_Work required_:
Go through the entries and transcribe each one exactly, dropping the pictures.
##### Provided material
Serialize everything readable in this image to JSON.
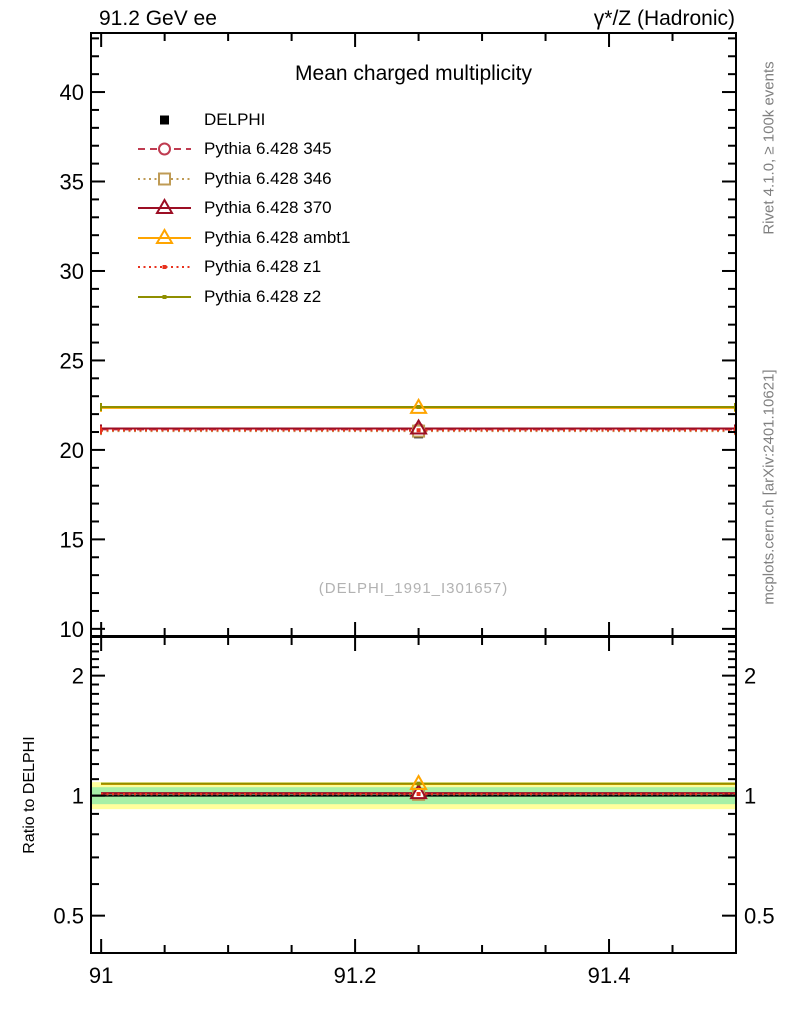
{
  "header": {
    "left_label": "91.2 GeV ee",
    "right_label": "γ*/Z (Hadronic)"
  },
  "side_notes": {
    "rivet": "Rivet 4.1.0, ≥ 100k events",
    "mcplots": "mcplots.cern.ch [arXiv:2401.10621]"
  },
  "watermark": "(DELPHI_1991_I301657)",
  "ratio_axis_label": "Ratio to DELPHI",
  "chart_data": {
    "type": "line",
    "title": "Mean charged multiplicity",
    "x": {
      "lim": [
        90.992,
        91.5
      ],
      "ticks": [
        91,
        91.2,
        91.4
      ],
      "tick_labels": [
        "91",
        "91.2",
        "91.4"
      ],
      "minor_ticks": [
        91.05,
        91.1,
        91.15,
        91.25,
        91.3,
        91.35,
        91.45
      ],
      "point_x": 91.25
    },
    "main_y": {
      "lim": [
        9.6,
        43.3
      ],
      "ticks": [
        10,
        15,
        20,
        25,
        30,
        35,
        40
      ],
      "minor_step": 1
    },
    "ratio_y": {
      "scale": "log",
      "lim": [
        0.403,
        2.5
      ],
      "ticks": [
        0.5,
        1,
        2
      ],
      "tick_labels": [
        "0.5",
        "1",
        "2"
      ],
      "minor_ticks": [
        0.6,
        0.7,
        0.8,
        0.9,
        1.1,
        1.2,
        1.3,
        1.4,
        1.5,
        1.6,
        1.7,
        1.8,
        1.9,
        2.1,
        2.2,
        2.3,
        2.4
      ]
    },
    "reference": {
      "name": "DELPHI",
      "value": 20.9,
      "color": "#000000",
      "marker": "filled-square",
      "band_outer": [
        0.925,
        1.081
      ],
      "band_outer_color": "#ffff9c",
      "band_inner": [
        0.952,
        1.05
      ],
      "band_inner_color": "#a6f0a6"
    },
    "series": [
      {
        "name": "Pythia 6.428 345",
        "value": 21.15,
        "ratio": 1.012,
        "color": "#bf3b50",
        "line": "dashed",
        "marker": "open-circle"
      },
      {
        "name": "Pythia 6.428 346",
        "value": 21.05,
        "ratio": 1.007,
        "color": "#bf9b55",
        "line": "dotted",
        "marker": "open-square"
      },
      {
        "name": "Pythia 6.428 370",
        "value": 21.2,
        "ratio": 1.014,
        "color": "#9c0e24",
        "line": "solid",
        "marker": "open-triangle"
      },
      {
        "name": "Pythia 6.428 ambt1",
        "value": 22.35,
        "ratio": 1.069,
        "color": "#ffa500",
        "line": "solid",
        "marker": "open-triangle"
      },
      {
        "name": "Pythia 6.428 z1",
        "value": 21.1,
        "ratio": 1.01,
        "color": "#e8321e",
        "line": "dotted",
        "marker": "small-dot"
      },
      {
        "name": "Pythia 6.428 z2",
        "value": 22.4,
        "ratio": 1.072,
        "color": "#8f8f00",
        "line": "solid",
        "marker": "small-dot"
      }
    ]
  }
}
##########
_Complete answer_:
Serialize everything readable in this image to JSON.
{
  "header": {
    "left_label": "91.2 GeV ee",
    "right_label": "γ*/Z (Hadronic)"
  },
  "side_notes": {
    "rivet": "Rivet 4.1.0, ≥ 100k events",
    "mcplots": "mcplots.cern.ch [arXiv:2401.10621]"
  },
  "watermark": "(DELPHI_1991_I301657)",
  "ratio_axis_label": "Ratio to DELPHI",
  "chart_data": {
    "type": "line",
    "title": "Mean charged multiplicity",
    "x": {
      "lim": [
        90.992,
        91.5
      ],
      "ticks": [
        91,
        91.2,
        91.4
      ],
      "tick_labels": [
        "91",
        "91.2",
        "91.4"
      ],
      "minor_ticks": [
        91.05,
        91.1,
        91.15,
        91.25,
        91.3,
        91.35,
        91.45
      ],
      "point_x": 91.25
    },
    "main_y": {
      "lim": [
        9.6,
        43.3
      ],
      "ticks": [
        10,
        15,
        20,
        25,
        30,
        35,
        40
      ],
      "minor_step": 1
    },
    "ratio_y": {
      "scale": "log",
      "lim": [
        0.403,
        2.5
      ],
      "ticks": [
        0.5,
        1,
        2
      ],
      "tick_labels": [
        "0.5",
        "1",
        "2"
      ],
      "minor_ticks": [
        0.6,
        0.7,
        0.8,
        0.9,
        1.1,
        1.2,
        1.3,
        1.4,
        1.5,
        1.6,
        1.7,
        1.8,
        1.9,
        2.1,
        2.2,
        2.3,
        2.4
      ]
    },
    "reference": {
      "name": "DELPHI",
      "value": 20.9,
      "color": "#000000",
      "marker": "filled-square",
      "band_outer": [
        0.925,
        1.081
      ],
      "band_outer_color": "#ffff9c",
      "band_inner": [
        0.952,
        1.05
      ],
      "band_inner_color": "#a6f0a6"
    },
    "series": [
      {
        "name": "Pythia 6.428 345",
        "value": 21.15,
        "ratio": 1.012,
        "color": "#bf3b50",
        "line": "dashed",
        "marker": "open-circle"
      },
      {
        "name": "Pythia 6.428 346",
        "value": 21.05,
        "ratio": 1.007,
        "color": "#bf9b55",
        "line": "dotted",
        "marker": "open-square"
      },
      {
        "name": "Pythia 6.428 370",
        "value": 21.2,
        "ratio": 1.014,
        "color": "#9c0e24",
        "line": "solid",
        "marker": "open-triangle"
      },
      {
        "name": "Pythia 6.428 ambt1",
        "value": 22.35,
        "ratio": 1.069,
        "color": "#ffa500",
        "line": "solid",
        "marker": "open-triangle"
      },
      {
        "name": "Pythia 6.428 z1",
        "value": 21.1,
        "ratio": 1.01,
        "color": "#e8321e",
        "line": "dotted",
        "marker": "small-dot"
      },
      {
        "name": "Pythia 6.428 z2",
        "value": 22.4,
        "ratio": 1.072,
        "color": "#8f8f00",
        "line": "solid",
        "marker": "small-dot"
      }
    ]
  }
}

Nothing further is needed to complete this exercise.